» **DO THIS**
Copy out the lines of the material word for word, starting with the line that contains "y-tick-label: 110.000 [893,15,932,27]" and continuing through the line that contains "candle-body [419,144,421,161]", with both of those lines included.

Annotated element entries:

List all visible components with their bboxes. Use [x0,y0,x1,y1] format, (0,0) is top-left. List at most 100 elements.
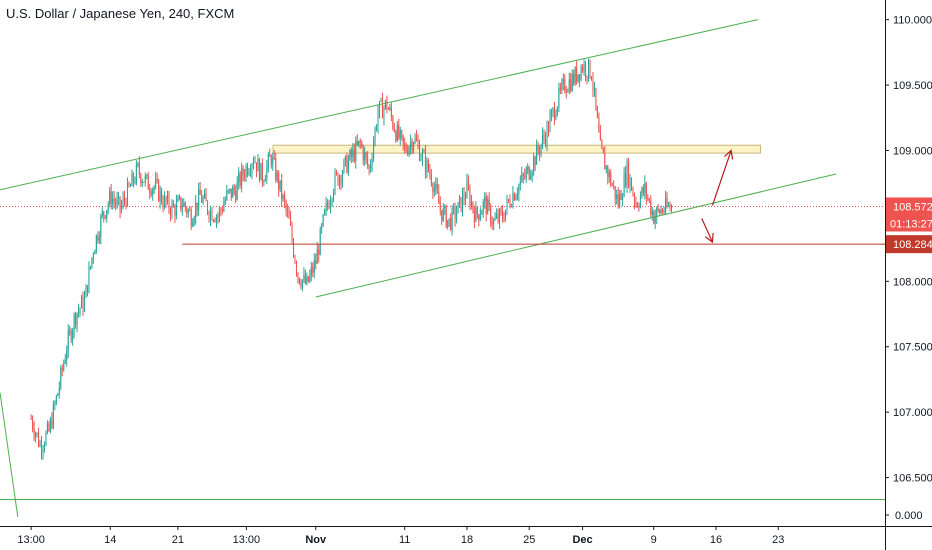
y-tick-label: 110.000 [893,15,932,27]
candle-body [95,235,97,251]
candle-body [493,219,495,225]
candle-body [377,111,379,128]
candle-body [456,213,458,219]
candle-body [76,313,78,325]
candle-body [199,189,201,195]
candle-body [177,198,179,202]
candle-body [461,193,464,212]
candle-body [251,164,253,172]
candle-body [534,156,536,165]
candle-body [227,190,229,192]
candle-body [54,403,56,405]
candle-body [42,448,44,453]
candle-body [233,187,235,191]
candle-body [433,188,435,193]
candle-body [568,79,570,92]
candle-body [325,203,327,210]
candle-body [645,183,647,197]
candle-body [334,172,336,192]
left-trend-line [0,392,19,517]
candle-body [67,331,69,352]
candle-body [104,215,106,219]
candle-body [519,181,521,186]
candle-body [223,203,225,212]
channel-upper-line [0,19,758,191]
candle-body [512,193,514,207]
candle-body [623,173,625,197]
candle-body [58,386,60,394]
candle-body [168,195,170,210]
candle-body [620,193,622,200]
candle-body [295,262,298,274]
candle-body [378,101,381,112]
candle-body [226,190,228,200]
candle-body [69,330,71,332]
y-tick-label: 108.000 [893,276,932,288]
candle-body [479,214,481,220]
candle-body [333,191,335,200]
candle-body [60,367,62,387]
candle-body [38,432,40,447]
candle-body [497,214,499,222]
candle-body [411,141,413,150]
candle-body [481,211,483,215]
candle-body [98,237,100,241]
candle-body [327,203,329,206]
channel-lower-line [315,173,837,298]
candle-body [546,124,548,145]
candle-body [242,168,244,176]
candle-body [530,176,532,179]
candle-body [587,59,590,78]
candle-body [619,193,621,206]
candle-body [230,188,232,198]
candle-body [464,198,466,200]
candle-body [75,314,77,325]
candle-body [330,201,332,209]
candle-body [371,158,373,165]
candle-body [63,363,65,370]
candle-body [282,195,284,200]
candle-body [46,423,48,433]
x-tick-label: 21 [172,534,184,546]
candle-body [267,154,269,166]
candle-body [30,418,32,420]
candle-body [419,144,421,161]
candle-body [518,185,520,195]
candle-body [209,209,212,219]
candle-body [582,67,584,71]
candle-body [207,201,209,213]
candle-body [235,190,237,200]
candle-body [630,177,633,191]
candle-body [490,205,492,224]
candle-body [638,206,640,208]
candle-body [190,210,192,227]
candle-body [281,180,283,200]
candle-body [387,109,389,111]
y-tick-label: 107.500 [893,342,932,354]
candle-body [580,67,582,80]
candle-body [463,193,465,200]
x-tick-label: 16 [710,534,722,546]
candle-body [186,207,188,214]
candle-body [254,162,256,164]
candle-body [662,209,664,212]
candle-body [202,197,204,203]
candle-body [457,202,459,214]
candle-body [112,198,114,205]
candle-body [189,210,191,212]
candle-body [239,173,241,186]
candle-body [116,198,118,205]
candle-body [316,249,318,264]
x-tick-label: 25 [523,534,535,546]
candle-body [184,202,186,208]
candle-body [205,193,207,202]
support-price-label: 108.284 [893,239,932,251]
candle-body [607,166,609,178]
candle-body [309,274,311,282]
candle-body [390,107,392,117]
candle-body [266,165,268,179]
candle-body [470,201,472,206]
candle-body [671,206,673,209]
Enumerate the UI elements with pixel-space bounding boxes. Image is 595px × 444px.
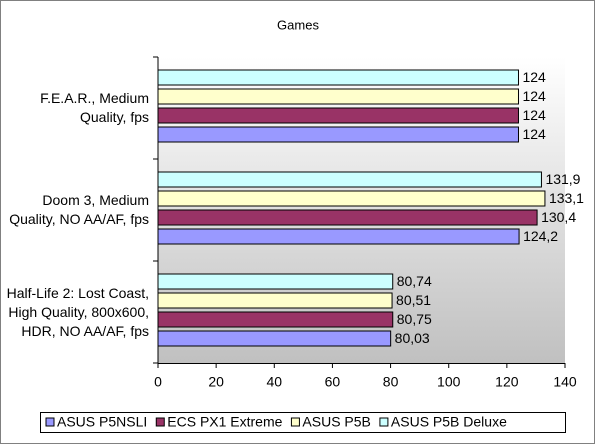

» **FINISHED ANSWER**
y-tick-label: 110.000 [893,15,932,27]
candle-body [95,235,97,251]
candle-body [493,219,495,225]
candle-body [377,111,379,128]
candle-body [456,213,458,219]
candle-body [76,313,78,325]
candle-body [199,189,201,195]
candle-body [177,198,179,202]
candle-body [461,193,464,212]
candle-body [251,164,253,172]
candle-body [534,156,536,165]
candle-body [227,190,229,192]
candle-body [54,403,56,405]
candle-body [42,448,44,453]
candle-body [233,187,235,191]
candle-body [433,188,435,193]
candle-body [568,79,570,92]
candle-body [325,203,327,210]
candle-body [645,183,647,197]
candle-body [334,172,336,192]
left-trend-line [0,392,19,517]
candle-body [67,331,69,352]
candle-body [104,215,106,219]
candle-body [519,181,521,186]
candle-body [223,203,225,212]
channel-upper-line [0,19,758,191]
candle-body [512,193,514,207]
candle-body [623,173,625,197]
candle-body [58,386,60,394]
candle-body [168,195,170,210]
candle-body [620,193,622,200]
candle-body [295,262,298,274]
candle-body [378,101,381,112]
candle-body [226,190,228,200]
candle-body [69,330,71,332]
y-tick-label: 108.000 [893,276,932,288]
candle-body [479,214,481,220]
candle-body [333,191,335,200]
candle-body [60,367,62,387]
candle-body [38,432,40,447]
candle-body [497,214,499,222]
candle-body [411,141,413,150]
candle-body [481,211,483,215]
candle-body [98,237,100,241]
candle-body [327,203,329,206]
channel-lower-line [315,173,837,298]
candle-body [546,124,548,145]
candle-body [242,168,244,176]
candle-body [530,176,532,179]
candle-body [587,59,590,78]
candle-body [619,193,621,206]
candle-body [230,188,232,198]
candle-body [464,198,466,200]
candle-body [75,314,77,325]
candle-body [330,201,332,209]
candle-body [371,158,373,165]
candle-body [63,363,65,370]
candle-body [282,195,284,200]
candle-body [46,423,48,433]
x-tick-label: 21 [172,534,184,546]
candle-body [267,154,269,166]
candle-body [30,418,32,420]
candle-body [419,144,421,161]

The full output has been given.